Texte de l'exercice:
——————

Hommage à Bendjedda Mehania

Le musée du Moudjahid de Mascara abrite une photo méconnue de Chahida Bendjedda Mehania, symbole de l’héroïsme de la femme algérienne face aux violences de l’armée coloniale française. Sur ce portrait, la jeune femme apparaît presque dévêtue, protégée seulement par des haillons, le visage crispé et les poignets ligotés avec du fil de fer barbelé, témoignant de la brutalité des tortures qu’elle a subies. Son courage face à la barbarie coloniale reste un exemple pour les générations passées et actuelles.
Née en 1940 à El Ma Labiodh (Tébessa), Mehania vivait dans une modeste maison avec sa famille. Cette demeure servait de refuge aux Moudjahidine et de lieu d’approvisionnement en vivres et en armes pour la lutte armée. Son père, Salah, collectait à cette époque des contributions destinées à la révolution. Selon son frère Chafaï, l’officier français Weiss, commandant d’un centre d’interrogatoire local, ordonna en novembre 1957 un ratissage de la région après avoir appris que des résistants fréquentaient leur maison.

——————

Matériel fourni:

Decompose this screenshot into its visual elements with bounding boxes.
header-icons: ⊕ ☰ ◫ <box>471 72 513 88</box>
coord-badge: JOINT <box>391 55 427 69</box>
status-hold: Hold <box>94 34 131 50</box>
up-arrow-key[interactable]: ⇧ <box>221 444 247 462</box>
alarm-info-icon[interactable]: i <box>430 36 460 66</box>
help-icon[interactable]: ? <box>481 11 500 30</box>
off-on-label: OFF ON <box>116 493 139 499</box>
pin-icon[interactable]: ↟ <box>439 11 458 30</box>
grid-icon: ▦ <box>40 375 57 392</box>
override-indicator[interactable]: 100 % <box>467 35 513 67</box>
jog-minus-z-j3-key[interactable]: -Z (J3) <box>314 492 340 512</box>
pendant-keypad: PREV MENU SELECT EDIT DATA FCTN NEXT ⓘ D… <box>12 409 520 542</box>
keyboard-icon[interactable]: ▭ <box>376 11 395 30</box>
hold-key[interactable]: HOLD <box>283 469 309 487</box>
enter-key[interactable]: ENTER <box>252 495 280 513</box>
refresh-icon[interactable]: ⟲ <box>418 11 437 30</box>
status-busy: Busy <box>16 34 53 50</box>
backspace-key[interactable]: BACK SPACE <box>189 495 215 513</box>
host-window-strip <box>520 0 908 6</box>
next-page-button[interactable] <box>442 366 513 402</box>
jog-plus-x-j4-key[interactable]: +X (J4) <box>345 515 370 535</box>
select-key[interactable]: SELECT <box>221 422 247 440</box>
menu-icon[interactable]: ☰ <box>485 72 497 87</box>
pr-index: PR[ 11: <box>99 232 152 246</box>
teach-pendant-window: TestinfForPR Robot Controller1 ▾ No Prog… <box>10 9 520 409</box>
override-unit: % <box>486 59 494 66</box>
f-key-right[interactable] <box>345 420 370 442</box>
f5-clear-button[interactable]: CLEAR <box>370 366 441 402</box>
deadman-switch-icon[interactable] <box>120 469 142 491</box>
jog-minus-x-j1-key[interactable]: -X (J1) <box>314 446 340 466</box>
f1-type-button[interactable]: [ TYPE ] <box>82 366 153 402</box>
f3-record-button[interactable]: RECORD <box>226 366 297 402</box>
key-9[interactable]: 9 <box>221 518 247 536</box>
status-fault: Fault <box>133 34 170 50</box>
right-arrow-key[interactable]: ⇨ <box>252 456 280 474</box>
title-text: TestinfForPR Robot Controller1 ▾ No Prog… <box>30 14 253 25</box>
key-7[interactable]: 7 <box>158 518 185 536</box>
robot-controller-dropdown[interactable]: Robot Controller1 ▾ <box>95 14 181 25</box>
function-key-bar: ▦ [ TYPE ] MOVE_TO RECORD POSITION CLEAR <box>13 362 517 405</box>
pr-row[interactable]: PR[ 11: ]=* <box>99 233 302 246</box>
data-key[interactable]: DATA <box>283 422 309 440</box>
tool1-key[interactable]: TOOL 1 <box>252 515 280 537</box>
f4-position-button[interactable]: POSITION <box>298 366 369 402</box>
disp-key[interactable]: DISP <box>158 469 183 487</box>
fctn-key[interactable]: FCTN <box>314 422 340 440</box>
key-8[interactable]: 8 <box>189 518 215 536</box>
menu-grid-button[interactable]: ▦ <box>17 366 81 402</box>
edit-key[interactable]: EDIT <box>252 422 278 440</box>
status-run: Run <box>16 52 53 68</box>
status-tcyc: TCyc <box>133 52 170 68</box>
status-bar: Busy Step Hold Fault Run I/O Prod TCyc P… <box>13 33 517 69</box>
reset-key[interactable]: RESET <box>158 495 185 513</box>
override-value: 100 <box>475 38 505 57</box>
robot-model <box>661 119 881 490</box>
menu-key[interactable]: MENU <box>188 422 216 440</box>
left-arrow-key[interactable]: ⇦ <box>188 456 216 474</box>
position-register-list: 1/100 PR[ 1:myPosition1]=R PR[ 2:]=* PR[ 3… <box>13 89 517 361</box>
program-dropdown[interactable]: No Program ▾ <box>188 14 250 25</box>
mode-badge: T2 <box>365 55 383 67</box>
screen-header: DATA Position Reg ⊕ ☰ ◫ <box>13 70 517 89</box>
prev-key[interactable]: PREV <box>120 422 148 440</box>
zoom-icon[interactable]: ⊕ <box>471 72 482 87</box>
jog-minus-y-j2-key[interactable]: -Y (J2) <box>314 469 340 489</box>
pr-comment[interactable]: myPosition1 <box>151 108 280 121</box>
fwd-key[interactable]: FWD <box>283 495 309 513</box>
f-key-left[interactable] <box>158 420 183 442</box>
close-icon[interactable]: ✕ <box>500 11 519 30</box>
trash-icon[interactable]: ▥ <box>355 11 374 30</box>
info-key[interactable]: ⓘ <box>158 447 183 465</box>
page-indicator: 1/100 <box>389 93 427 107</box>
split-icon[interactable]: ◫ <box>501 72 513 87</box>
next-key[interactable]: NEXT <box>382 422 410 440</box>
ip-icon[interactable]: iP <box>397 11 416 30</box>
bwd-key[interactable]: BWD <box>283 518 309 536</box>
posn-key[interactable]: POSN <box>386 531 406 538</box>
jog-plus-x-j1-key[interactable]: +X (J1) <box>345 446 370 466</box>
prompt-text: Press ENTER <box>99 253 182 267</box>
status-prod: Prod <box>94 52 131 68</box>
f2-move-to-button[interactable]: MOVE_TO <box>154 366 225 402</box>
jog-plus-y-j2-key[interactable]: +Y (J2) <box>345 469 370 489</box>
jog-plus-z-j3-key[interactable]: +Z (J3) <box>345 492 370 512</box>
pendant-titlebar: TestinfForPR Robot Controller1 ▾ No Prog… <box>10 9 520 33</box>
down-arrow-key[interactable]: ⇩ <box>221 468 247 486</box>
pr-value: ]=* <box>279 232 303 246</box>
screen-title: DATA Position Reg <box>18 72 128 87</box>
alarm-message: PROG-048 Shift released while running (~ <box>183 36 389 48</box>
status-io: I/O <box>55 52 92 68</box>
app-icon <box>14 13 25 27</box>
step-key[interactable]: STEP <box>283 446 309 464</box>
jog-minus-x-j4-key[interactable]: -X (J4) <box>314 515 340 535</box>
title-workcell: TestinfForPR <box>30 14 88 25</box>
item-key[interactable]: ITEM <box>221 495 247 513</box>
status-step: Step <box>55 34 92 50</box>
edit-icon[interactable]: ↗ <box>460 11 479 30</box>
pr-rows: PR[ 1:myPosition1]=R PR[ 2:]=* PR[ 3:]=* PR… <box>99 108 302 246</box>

——————

Travail à faire:
• a. Relevez toutes les personnes désignées par leur nom dans le texte sur Bendjedda Mehania.
• b. Poursuivez, s'il vous plaît, le texte sur Bendjedda Mehania à partir de sa dernière phrase.

Réponses:
• a. Bendjedda Mehania, Salah, Chafaï, Weiss

• b.
Lors de cette opération, Weiss enferma le père de Mehania dans un réduit et choisit la jeune fille et sa cousine Aïcha pour les interroger. Les deux femmes furent soumises pendant huit jours aux pires atrocités, subissant tortures et humiliations sans jamais révéler d’informations sur la révolution ni sur les Moudjahidine. Selon le témoignage de Chafaï, les deux martyrs furent finalement emmenées dans un oued, traînées et ligotées avant d’être assassinées. Les maisons de la région furent incendiées et de lourdes représailles s’abattirent sur les habitants portant le nom de Bendjedda.
Après l’indépendance, les dépouilles de Mehania et Aïcha furent inhumées au cimetière des Chouhada du lieu-dit Zakik, sur le territoire de la commune d’Ogla Melha. En hommage à son sacrifice, une statue de Bendjedda Mehania a été érigée au musée du Moudjahid à Alger, et le plus ancien hôpital de la wilaya de Tébessa porte désormais son nom.
Chahida Bendjedda Mehania reste un symbole de courage et de résistance, rappelant le rôle essentiel des femmes dans la lutte pour l’indépendance de l’Algérie et leur résilience face à la torture et aux atrocités de l’armée coloniale.